Repeat exactly the lines from the line containing "Transcribe the text in this document." to the last line of the listing, including both.

════

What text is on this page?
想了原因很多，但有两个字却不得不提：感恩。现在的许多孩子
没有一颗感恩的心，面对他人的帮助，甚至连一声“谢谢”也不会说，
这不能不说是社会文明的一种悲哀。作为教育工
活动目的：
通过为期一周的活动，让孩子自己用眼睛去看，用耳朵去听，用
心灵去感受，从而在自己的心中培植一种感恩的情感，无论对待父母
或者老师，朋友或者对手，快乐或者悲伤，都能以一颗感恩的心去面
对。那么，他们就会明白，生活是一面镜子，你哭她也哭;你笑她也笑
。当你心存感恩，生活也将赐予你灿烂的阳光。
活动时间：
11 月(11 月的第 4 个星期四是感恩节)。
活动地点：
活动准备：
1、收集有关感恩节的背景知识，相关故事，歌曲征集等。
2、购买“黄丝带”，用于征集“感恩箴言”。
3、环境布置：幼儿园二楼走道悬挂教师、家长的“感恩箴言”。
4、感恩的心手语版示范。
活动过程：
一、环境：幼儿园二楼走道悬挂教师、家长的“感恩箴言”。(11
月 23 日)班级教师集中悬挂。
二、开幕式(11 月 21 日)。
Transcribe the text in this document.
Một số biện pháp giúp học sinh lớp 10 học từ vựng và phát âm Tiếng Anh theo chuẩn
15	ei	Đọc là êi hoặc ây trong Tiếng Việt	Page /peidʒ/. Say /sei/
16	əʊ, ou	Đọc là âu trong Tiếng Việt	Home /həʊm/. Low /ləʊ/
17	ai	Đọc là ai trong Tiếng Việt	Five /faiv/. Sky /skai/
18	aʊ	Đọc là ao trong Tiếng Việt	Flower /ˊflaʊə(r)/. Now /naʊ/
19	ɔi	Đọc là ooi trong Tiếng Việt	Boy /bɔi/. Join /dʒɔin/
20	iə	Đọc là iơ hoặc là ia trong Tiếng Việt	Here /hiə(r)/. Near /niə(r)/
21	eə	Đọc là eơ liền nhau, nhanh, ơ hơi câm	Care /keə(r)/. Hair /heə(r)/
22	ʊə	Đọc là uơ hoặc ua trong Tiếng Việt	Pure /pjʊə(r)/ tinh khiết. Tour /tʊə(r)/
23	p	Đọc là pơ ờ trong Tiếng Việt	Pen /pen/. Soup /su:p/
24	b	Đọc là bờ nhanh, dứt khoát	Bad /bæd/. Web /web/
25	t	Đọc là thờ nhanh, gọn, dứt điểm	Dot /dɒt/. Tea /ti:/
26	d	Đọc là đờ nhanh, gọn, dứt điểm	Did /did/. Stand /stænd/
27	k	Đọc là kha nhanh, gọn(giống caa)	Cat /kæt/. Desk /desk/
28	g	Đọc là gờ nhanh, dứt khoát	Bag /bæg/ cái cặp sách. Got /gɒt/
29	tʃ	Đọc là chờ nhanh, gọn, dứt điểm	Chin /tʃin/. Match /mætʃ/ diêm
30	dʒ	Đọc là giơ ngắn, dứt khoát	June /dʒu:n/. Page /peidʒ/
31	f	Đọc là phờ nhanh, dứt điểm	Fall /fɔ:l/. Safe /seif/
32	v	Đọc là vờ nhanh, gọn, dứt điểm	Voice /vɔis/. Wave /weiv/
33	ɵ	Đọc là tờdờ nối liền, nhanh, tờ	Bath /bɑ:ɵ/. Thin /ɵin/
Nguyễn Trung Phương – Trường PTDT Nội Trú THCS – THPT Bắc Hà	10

════

Reply:
Transcribe the text in this document.
Một số biện pháp giúp học sinh lớp 10 học từ vựng và phát âm Tiếng Anh theo chuẩn
15	ei	Đọc là êi hoặc ây trong Tiếng Việt	Page /peidʒ/. Say /sei/
16	əʊ, ou	Đọc là âu trong Tiếng Việt	Home /həʊm/. Low /ləʊ/
17	ai	Đọc là ai trong Tiếng Việt	Five /faiv/. Sky /skai/
18	aʊ	Đọc là ao trong Tiếng Việt	Flower /ˊflaʊə(r)/. Now /naʊ/
19	ɔi	Đọc là ooi trong Tiếng Việt	Boy /bɔi/. Join /dʒɔin/
20	iə	Đọc là iơ hoặc là ia trong Tiếng Việt	Here /hiə(r)/. Near /niə(r)/
21	eə	Đọc là eơ liền nhau, nhanh, ơ hơi câm	Care /keə(r)/. Hair /heə(r)/
22	ʊə	Đọc là uơ hoặc ua trong Tiếng Việt	Pure /pjʊə(r)/ tinh khiết. Tour /tʊə(r)/
23	p	Đọc là pơ ờ trong Tiếng Việt	Pen /pen/. Soup /su:p/
24	b	Đọc là bờ nhanh, dứt khoát	Bad /bæd/. Web /web/
25	t	Đọc là thờ nhanh, gọn, dứt điểm	Dot /dɒt/. Tea /ti:/
26	d	Đọc là đờ nhanh, gọn, dứt điểm	Did /did/. Stand /stænd/
27	k	Đọc là kha nhanh, gọn(giống caa)	Cat /kæt/. Desk /desk/
28	g	Đọc là gờ nhanh, dứt khoát	Bag /bæg/ cái cặp sách. Got /gɒt/
29	tʃ	Đọc là chờ nhanh, gọn, dứt điểm	Chin /tʃin/. Match /mætʃ/ diêm
30	dʒ	Đọc là giơ ngắn, dứt khoát	June /dʒu:n/. Page /peidʒ/
31	f	Đọc là phờ nhanh, dứt điểm	Fall /fɔ:l/. Safe /seif/
32	v	Đọc là vờ nhanh, gọn, dứt điểm	Voice /vɔis/. Wave /weiv/
33	ɵ	Đọc là tờdờ nối liền, nhanh, tờ	Bath /bɑ:ɵ/. Thin /ɵin/
Nguyễn Trung Phương – Trường PTDT Nội Trú THCS – THPT Bắc Hà	10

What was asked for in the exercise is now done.